=== What is required ===
Would you transcribe the whole listing exactly, minus its pictures?

[Recorded data]

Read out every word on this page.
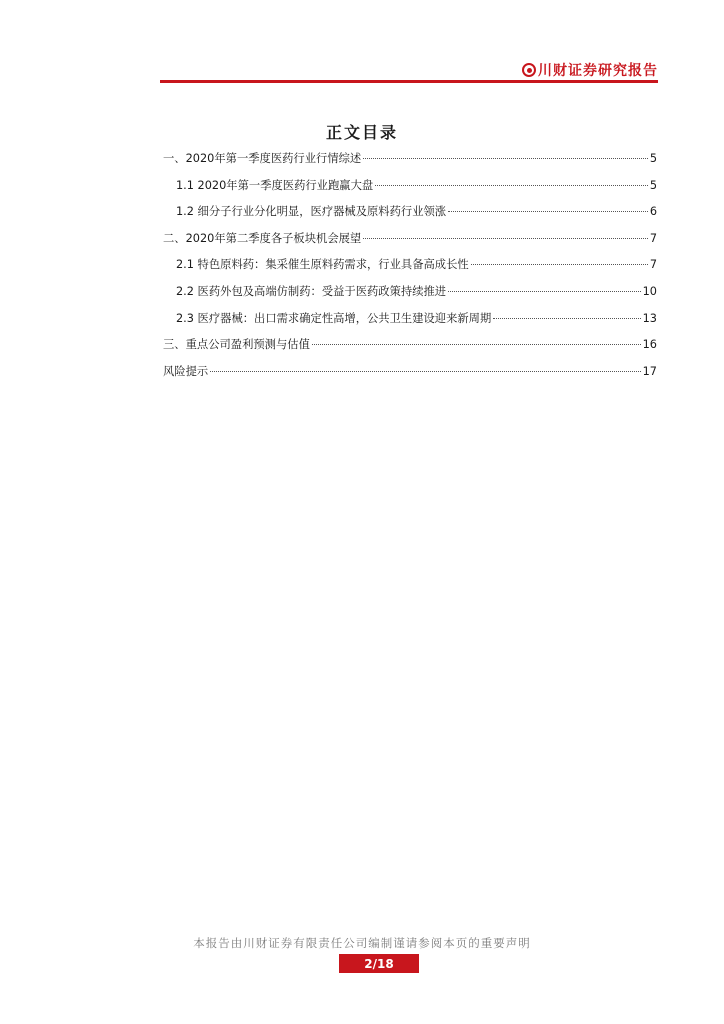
川财证券研究报告
正文目录
一、2020年第一季度医药行业行情综述	5
1.1 2020年第一季度医药行业跑赢大盘	5
1.2 细分子行业分化明显，医疗器械及原料药行业领涨	6
二、2020年第二季度各子板块机会展望	7
2.1 特色原料药：集采催生原料药需求，行业具备高成长性	7
2.2 医药外包及高端仿制药：受益于医药政策持续推进	10
2.3 医疗器械：出口需求确定性高增，公共卫生建设迎来新周期	13
三、重点公司盈利预测与估值	16
风险提示	17
本报告由川财证券有限责任公司编制谨请参阅本页的重要声明
2/18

=== The result ===
Read out every word on this page.
川财证券研究报告
正文目录
一、2020年第一季度医药行业行情综述	5
1.1 2020年第一季度医药行业跑赢大盘	5
1.2 细分子行业分化明显，医疗器械及原料药行业领涨	6
二、2020年第二季度各子板块机会展望	7
2.1 特色原料药：集采催生原料药需求，行业具备高成长性	7
2.2 医药外包及高端仿制药：受益于医药政策持续推进	10
2.3 医疗器械：出口需求确定性高增，公共卫生建设迎来新周期	13
三、重点公司盈利预测与估值	16
风险提示	17
本报告由川财证券有限责任公司编制谨请参阅本页的重要声明
2/18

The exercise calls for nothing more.